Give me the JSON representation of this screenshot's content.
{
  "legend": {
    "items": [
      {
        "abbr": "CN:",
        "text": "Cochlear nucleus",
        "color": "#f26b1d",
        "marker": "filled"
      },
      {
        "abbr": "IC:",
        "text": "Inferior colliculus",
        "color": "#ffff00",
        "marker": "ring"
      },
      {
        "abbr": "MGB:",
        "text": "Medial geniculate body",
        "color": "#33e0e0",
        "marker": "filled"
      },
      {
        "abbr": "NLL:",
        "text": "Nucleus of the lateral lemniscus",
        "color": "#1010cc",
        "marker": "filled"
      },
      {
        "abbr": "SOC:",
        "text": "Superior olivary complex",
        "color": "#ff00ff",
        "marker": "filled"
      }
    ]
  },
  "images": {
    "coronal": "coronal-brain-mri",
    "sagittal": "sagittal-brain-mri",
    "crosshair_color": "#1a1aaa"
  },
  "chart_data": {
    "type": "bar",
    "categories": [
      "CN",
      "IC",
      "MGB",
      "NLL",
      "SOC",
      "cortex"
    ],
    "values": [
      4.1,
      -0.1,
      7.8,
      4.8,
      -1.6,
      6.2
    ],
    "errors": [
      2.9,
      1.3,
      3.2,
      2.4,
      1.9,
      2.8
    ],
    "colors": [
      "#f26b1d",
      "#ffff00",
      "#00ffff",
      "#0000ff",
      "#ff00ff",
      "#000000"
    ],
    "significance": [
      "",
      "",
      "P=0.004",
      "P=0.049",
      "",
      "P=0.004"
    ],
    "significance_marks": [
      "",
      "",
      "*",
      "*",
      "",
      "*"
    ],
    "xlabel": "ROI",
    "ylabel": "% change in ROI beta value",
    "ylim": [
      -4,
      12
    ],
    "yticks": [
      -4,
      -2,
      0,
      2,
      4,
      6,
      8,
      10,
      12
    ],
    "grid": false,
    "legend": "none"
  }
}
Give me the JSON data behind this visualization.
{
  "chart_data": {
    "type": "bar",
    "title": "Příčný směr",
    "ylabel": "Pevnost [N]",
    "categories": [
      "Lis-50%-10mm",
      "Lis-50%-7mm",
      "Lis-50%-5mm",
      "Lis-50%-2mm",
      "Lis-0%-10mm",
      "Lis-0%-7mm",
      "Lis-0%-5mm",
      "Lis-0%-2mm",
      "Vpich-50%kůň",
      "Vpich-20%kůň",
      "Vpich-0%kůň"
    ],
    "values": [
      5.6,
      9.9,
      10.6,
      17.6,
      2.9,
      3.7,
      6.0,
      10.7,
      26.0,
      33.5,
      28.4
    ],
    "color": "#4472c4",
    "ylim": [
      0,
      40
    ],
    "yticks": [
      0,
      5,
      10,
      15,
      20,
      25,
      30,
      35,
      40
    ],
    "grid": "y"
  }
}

■ ■ ■ ■ ■

Direction: Write out only the final block of lines, starting at the line with "Give me the JSON data" and running to the end of the material.

Written reply:
Give me the JSON data behind this visualization.
{
  "chart_data": {
    "type": "bar",
    "title": "Příčný směr",
    "ylabel": "Pevnost [N]",
    "categories": [
      "Lis-50%-10mm",
      "Lis-50%-7mm",
      "Lis-50%-5mm",
      "Lis-50%-2mm",
      "Lis-0%-10mm",
      "Lis-0%-7mm",
      "Lis-0%-5mm",
      "Lis-0%-2mm",
      "Vpich-50%kůň",
      "Vpich-20%kůň",
      "Vpich-0%kůň"
    ],
    "values": [
      5.6,
      9.9,
      10.6,
      17.6,
      2.9,
      3.7,
      6.0,
      10.7,
      26.0,
      33.5,
      28.4
    ],
    "color": "#4472c4",
    "ylim": [
      0,
      40
    ],
    "yticks": [
      0,
      5,
      10,
      15,
      20,
      25,
      30,
      35,
      40
    ],
    "grid": "y"
  }
}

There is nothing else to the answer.